■ WHAT THE EXERCISE ASKS:
In the records that follow, show each line where the word "screenshot" is present.

■ INPUT ROWS:
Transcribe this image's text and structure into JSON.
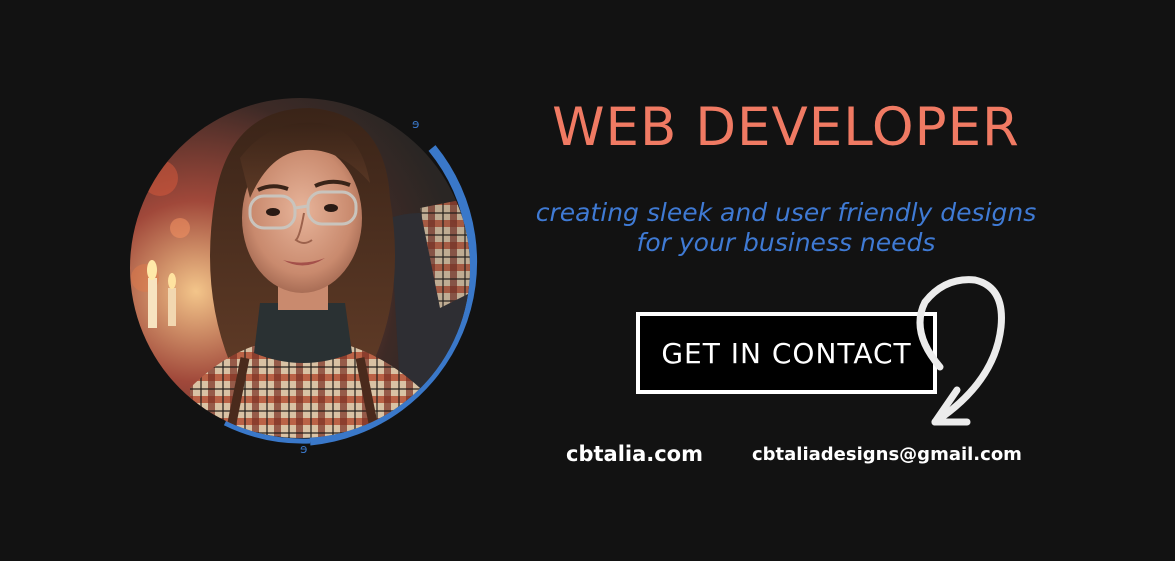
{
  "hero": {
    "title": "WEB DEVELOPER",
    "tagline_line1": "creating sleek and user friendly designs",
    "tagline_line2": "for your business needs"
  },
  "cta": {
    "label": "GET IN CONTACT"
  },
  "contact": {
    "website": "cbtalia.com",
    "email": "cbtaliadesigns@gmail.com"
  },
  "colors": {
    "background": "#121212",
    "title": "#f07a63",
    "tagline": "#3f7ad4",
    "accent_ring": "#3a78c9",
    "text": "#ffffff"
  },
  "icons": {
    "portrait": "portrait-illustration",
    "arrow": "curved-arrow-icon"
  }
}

--

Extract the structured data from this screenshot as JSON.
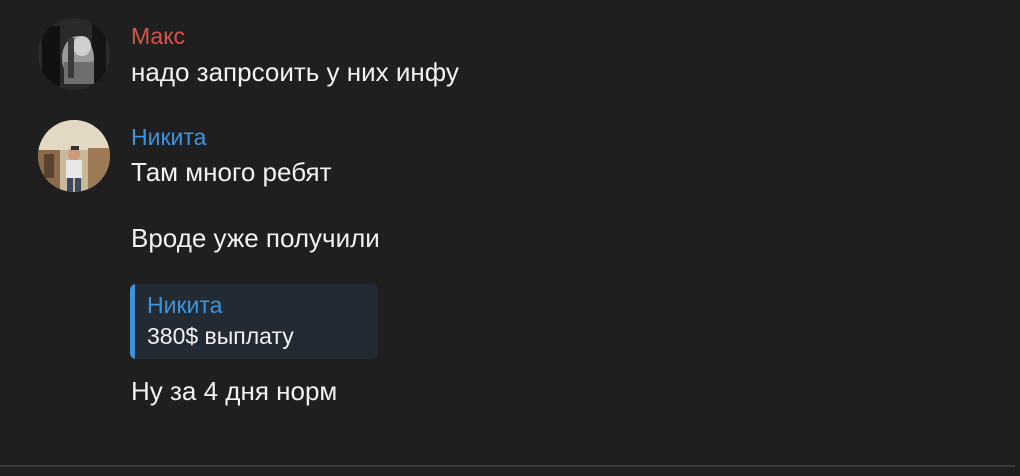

* * *

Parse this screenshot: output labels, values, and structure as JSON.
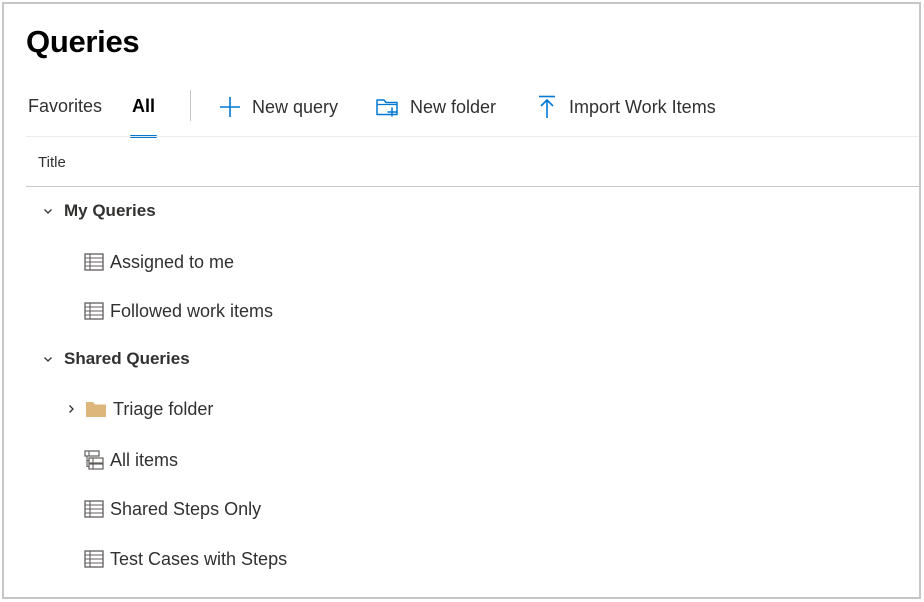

■ TASK ANSWER:
Extract the structured data from this screenshot as JSON.
Parse this screenshot: output labels, values, and structure as JSON.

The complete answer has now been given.